Start of Given information
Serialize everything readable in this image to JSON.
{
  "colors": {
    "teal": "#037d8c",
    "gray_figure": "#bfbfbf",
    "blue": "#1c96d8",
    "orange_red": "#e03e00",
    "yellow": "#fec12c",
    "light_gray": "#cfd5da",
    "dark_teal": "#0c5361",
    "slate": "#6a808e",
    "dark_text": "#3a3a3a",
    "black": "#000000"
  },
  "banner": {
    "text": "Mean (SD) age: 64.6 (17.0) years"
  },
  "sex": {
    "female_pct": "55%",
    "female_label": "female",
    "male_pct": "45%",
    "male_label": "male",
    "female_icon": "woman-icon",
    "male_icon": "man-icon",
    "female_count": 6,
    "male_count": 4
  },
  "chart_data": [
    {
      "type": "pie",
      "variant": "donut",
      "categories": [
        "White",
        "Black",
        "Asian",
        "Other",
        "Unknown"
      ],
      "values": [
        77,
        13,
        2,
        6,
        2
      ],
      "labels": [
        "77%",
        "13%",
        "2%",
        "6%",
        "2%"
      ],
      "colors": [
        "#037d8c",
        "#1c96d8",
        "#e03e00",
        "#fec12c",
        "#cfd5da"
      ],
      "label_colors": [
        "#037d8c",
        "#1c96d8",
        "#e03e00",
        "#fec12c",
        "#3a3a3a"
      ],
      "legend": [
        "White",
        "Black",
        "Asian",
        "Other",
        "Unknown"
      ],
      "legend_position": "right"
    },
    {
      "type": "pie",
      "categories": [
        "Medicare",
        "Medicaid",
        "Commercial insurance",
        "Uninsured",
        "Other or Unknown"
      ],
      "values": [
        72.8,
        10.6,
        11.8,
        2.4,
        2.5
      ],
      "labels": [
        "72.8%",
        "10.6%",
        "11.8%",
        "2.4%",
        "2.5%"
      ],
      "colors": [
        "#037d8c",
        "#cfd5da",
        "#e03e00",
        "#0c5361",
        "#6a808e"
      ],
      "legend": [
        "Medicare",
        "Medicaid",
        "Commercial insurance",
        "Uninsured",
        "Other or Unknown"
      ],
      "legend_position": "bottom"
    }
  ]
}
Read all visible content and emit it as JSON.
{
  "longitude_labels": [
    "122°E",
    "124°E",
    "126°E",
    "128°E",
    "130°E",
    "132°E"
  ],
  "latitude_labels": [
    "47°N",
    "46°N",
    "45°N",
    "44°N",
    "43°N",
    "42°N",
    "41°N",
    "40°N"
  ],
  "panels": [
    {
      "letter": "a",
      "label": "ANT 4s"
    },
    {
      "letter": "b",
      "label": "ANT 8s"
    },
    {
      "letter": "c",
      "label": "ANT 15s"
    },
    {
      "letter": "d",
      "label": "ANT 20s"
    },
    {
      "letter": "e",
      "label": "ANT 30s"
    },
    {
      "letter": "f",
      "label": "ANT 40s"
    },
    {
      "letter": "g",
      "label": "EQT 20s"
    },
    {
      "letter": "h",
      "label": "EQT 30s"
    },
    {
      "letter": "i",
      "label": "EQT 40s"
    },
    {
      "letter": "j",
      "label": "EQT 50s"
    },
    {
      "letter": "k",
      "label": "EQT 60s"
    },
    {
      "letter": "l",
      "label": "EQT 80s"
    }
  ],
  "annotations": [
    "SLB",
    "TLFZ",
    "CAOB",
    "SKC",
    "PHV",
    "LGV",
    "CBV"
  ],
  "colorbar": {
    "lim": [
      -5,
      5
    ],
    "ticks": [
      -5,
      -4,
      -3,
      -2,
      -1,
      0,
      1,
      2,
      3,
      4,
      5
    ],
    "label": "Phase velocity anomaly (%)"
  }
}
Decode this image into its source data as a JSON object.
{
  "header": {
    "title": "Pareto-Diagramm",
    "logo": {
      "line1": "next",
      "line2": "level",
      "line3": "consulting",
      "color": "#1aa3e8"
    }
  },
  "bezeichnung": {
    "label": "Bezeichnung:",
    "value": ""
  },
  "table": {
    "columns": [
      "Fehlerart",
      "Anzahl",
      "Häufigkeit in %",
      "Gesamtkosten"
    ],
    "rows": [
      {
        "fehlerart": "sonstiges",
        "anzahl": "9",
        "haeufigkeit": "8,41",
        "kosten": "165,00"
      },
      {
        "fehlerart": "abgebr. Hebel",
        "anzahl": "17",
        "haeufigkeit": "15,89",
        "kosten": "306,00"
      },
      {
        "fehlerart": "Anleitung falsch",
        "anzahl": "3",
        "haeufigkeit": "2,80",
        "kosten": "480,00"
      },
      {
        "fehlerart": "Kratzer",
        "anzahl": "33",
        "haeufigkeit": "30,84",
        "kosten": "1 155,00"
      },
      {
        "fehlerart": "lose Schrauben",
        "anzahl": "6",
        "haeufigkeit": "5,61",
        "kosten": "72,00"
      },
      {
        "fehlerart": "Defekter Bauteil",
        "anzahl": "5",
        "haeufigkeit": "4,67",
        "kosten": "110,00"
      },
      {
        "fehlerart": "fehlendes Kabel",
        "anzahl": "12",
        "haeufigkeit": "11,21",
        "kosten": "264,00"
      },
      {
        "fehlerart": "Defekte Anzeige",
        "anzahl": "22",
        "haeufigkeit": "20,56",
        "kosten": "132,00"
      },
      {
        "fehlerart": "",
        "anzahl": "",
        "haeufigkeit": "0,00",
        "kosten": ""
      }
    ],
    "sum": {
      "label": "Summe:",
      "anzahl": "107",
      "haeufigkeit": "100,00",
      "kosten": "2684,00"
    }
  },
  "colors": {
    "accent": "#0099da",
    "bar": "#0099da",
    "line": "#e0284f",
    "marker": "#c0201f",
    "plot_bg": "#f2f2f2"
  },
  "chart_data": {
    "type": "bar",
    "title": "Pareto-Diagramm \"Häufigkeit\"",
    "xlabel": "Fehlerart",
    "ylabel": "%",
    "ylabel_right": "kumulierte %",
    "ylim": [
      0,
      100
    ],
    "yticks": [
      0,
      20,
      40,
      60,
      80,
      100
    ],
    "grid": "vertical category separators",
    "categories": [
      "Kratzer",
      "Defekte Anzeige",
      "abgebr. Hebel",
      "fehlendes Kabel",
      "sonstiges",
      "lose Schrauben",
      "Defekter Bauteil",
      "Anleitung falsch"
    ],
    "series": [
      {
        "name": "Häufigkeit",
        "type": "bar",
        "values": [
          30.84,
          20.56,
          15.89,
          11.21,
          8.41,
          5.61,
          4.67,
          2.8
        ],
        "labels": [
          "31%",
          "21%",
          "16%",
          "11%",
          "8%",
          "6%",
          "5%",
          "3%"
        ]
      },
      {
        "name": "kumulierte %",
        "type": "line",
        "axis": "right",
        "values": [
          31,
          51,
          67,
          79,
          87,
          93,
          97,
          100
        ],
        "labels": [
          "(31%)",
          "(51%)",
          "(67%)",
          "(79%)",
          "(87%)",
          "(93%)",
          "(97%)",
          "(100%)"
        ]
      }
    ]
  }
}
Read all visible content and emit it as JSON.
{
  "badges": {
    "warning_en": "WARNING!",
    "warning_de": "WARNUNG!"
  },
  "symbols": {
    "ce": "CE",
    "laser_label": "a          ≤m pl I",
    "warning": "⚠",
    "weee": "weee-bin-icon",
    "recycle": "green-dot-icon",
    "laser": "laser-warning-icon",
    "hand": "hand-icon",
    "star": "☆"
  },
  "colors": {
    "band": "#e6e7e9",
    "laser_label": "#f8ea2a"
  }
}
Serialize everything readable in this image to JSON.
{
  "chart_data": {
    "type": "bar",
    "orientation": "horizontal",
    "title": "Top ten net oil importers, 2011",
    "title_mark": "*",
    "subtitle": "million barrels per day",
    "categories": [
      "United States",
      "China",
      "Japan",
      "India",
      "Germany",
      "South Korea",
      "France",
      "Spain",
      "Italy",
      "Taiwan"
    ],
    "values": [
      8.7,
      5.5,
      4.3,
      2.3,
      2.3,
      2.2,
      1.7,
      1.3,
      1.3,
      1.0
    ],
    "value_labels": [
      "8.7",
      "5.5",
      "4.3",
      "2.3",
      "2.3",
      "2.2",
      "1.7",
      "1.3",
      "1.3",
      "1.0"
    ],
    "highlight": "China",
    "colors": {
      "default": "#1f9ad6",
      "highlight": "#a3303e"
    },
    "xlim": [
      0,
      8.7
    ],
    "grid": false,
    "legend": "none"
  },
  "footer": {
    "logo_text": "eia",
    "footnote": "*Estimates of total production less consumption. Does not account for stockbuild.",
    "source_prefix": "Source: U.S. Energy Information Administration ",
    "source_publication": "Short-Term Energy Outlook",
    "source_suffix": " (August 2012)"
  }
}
End of Given information
* Set problem
Return only those lines of the records that contain the string "Anzeige".

* Output of the task
        "fehlerart": "Defekte Anzeige",
      "Defekte Anzeige",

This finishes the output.